• What is expected
Reproduce all the lines exactly as they stand, apart from the pictures.

··· Entries provided ···

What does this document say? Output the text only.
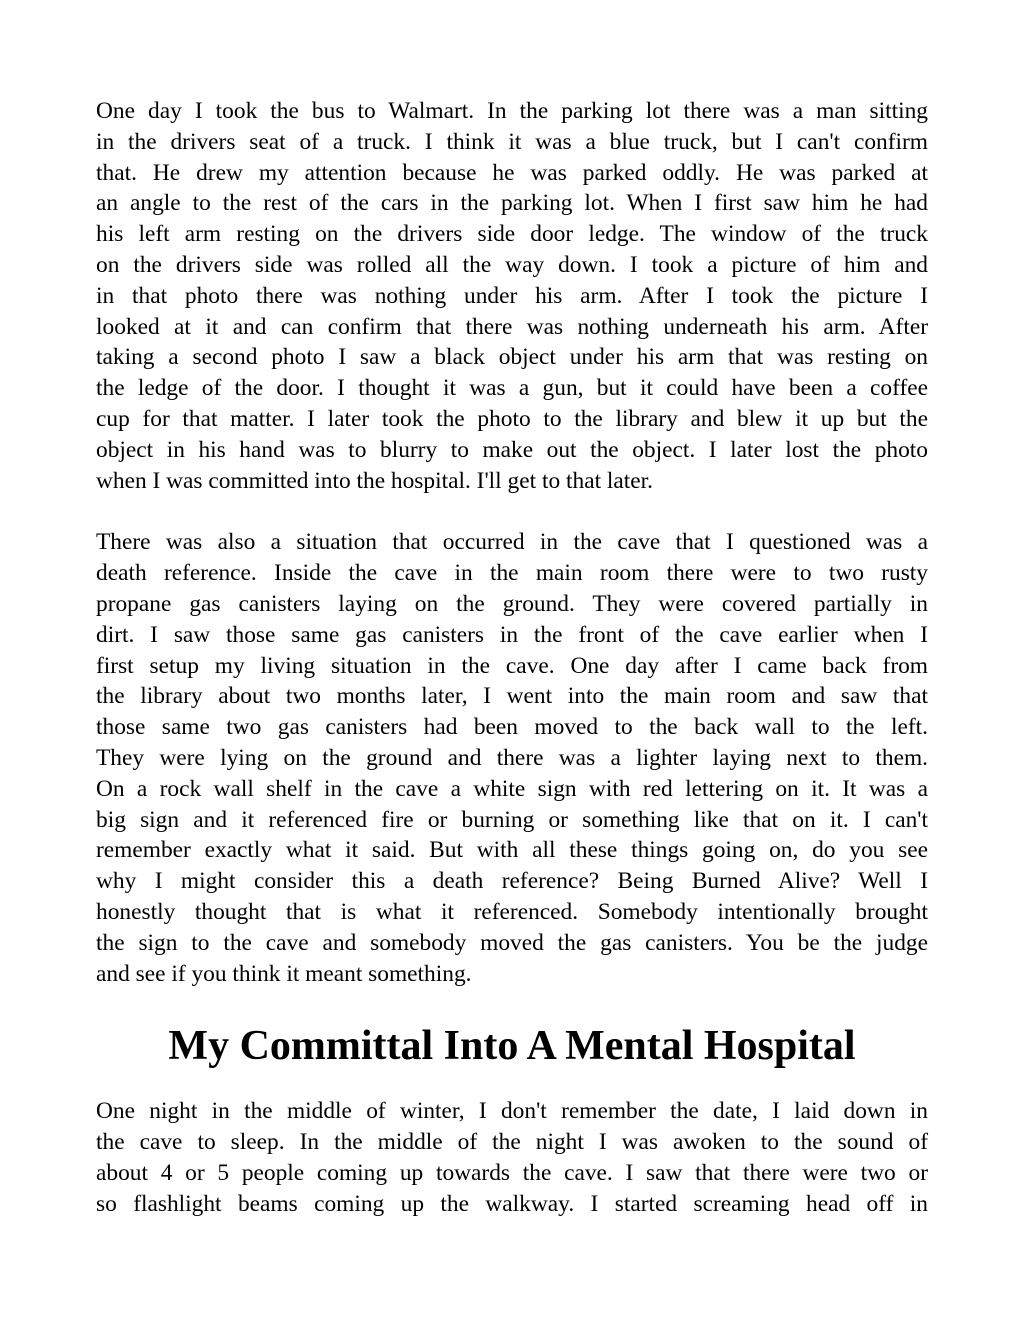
One day I took the bus to Walmart. In the parking lot there was a man sitting
in the drivers seat of a truck. I think it was a blue truck, but I can't confirm
that. He drew my attention because he was parked oddly. He was parked at
an angle to the rest of the cars in the parking lot. When I first saw him he had
his left arm resting on the drivers side door ledge. The window of the truck
on the drivers side was rolled all the way down. I took a picture of him and
in that photo there was nothing under his arm. After I took the picture I
looked at it and can confirm that there was nothing underneath his arm. After
taking a second photo I saw a black object under his arm that was resting on
the ledge of the door. I thought it was a gun, but it could have been a coffee
cup for that matter. I later took the photo to the library and blew it up but the
object in his hand was to blurry to make out the object. I later lost the photo
when I was committed into the hospital. I'll get to that later.
There was also a situation that occurred in the cave that I questioned was a
death reference. Inside the cave in the main room there were to two rusty
propane gas canisters laying on the ground. They were covered partially in
dirt. I saw those same gas canisters in the front of the cave earlier when I
first setup my living situation in the cave. One day after I came back from
the library about two months later, I went into the main room and saw that
those same two gas canisters had been moved to the back wall to the left.
They were lying on the ground and there was a lighter laying next to them.
On a rock wall shelf in the cave a white sign with red lettering on it. It was a
big sign and it referenced fire or burning or something like that on it. I can't
remember exactly what it said. But with all these things going on, do you see
why I might consider this a death reference? Being Burned Alive? Well I
honestly thought that is what it referenced. Somebody intentionally brought
the sign to the cave and somebody moved the gas canisters. You be the judge
and see if you think it meant something.
My Committal Into A Mental Hospital
One night in the middle of winter, I don't remember the date, I laid down in
the cave to sleep. In the middle of the night I was awoken to the sound of
about 4 or 5 people coming up towards the cave. I saw that there were two or
so flashlight beams coming up the walkway. I started screaming head off in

···

• The output
What does this document say? Output the text only.
One day I took the bus to Walmart. In the parking lot there was a man sitting
in the drivers seat of a truck. I think it was a blue truck, but I can't confirm
that. He drew my attention because he was parked oddly. He was parked at
an angle to the rest of the cars in the parking lot. When I first saw him he had
his left arm resting on the drivers side door ledge. The window of the truck
on the drivers side was rolled all the way down. I took a picture of him and
in that photo there was nothing under his arm. After I took the picture I
looked at it and can confirm that there was nothing underneath his arm. After
taking a second photo I saw a black object under his arm that was resting on
the ledge of the door. I thought it was a gun, but it could have been a coffee
cup for that matter. I later took the photo to the library and blew it up but the
object in his hand was to blurry to make out the object. I later lost the photo
when I was committed into the hospital. I'll get to that later.
There was also a situation that occurred in the cave that I questioned was a
death reference. Inside the cave in the main room there were to two rusty
propane gas canisters laying on the ground. They were covered partially in
dirt. I saw those same gas canisters in the front of the cave earlier when I
first setup my living situation in the cave. One day after I came back from
the library about two months later, I went into the main room and saw that
those same two gas canisters had been moved to the back wall to the left.
They were lying on the ground and there was a lighter laying next to them.
On a rock wall shelf in the cave a white sign with red lettering on it. It was a
big sign and it referenced fire or burning or something like that on it. I can't
remember exactly what it said. But with all these things going on, do you see
why I might consider this a death reference? Being Burned Alive? Well I
honestly thought that is what it referenced. Somebody intentionally brought
the sign to the cave and somebody moved the gas canisters. You be the judge
and see if you think it meant something.
My Committal Into A Mental Hospital
One night in the middle of winter, I don't remember the date, I laid down in
the cave to sleep. In the middle of the night I was awoken to the sound of
about 4 or 5 people coming up towards the cave. I saw that there were two or
so flashlight beams coming up the walkway. I started screaming head off in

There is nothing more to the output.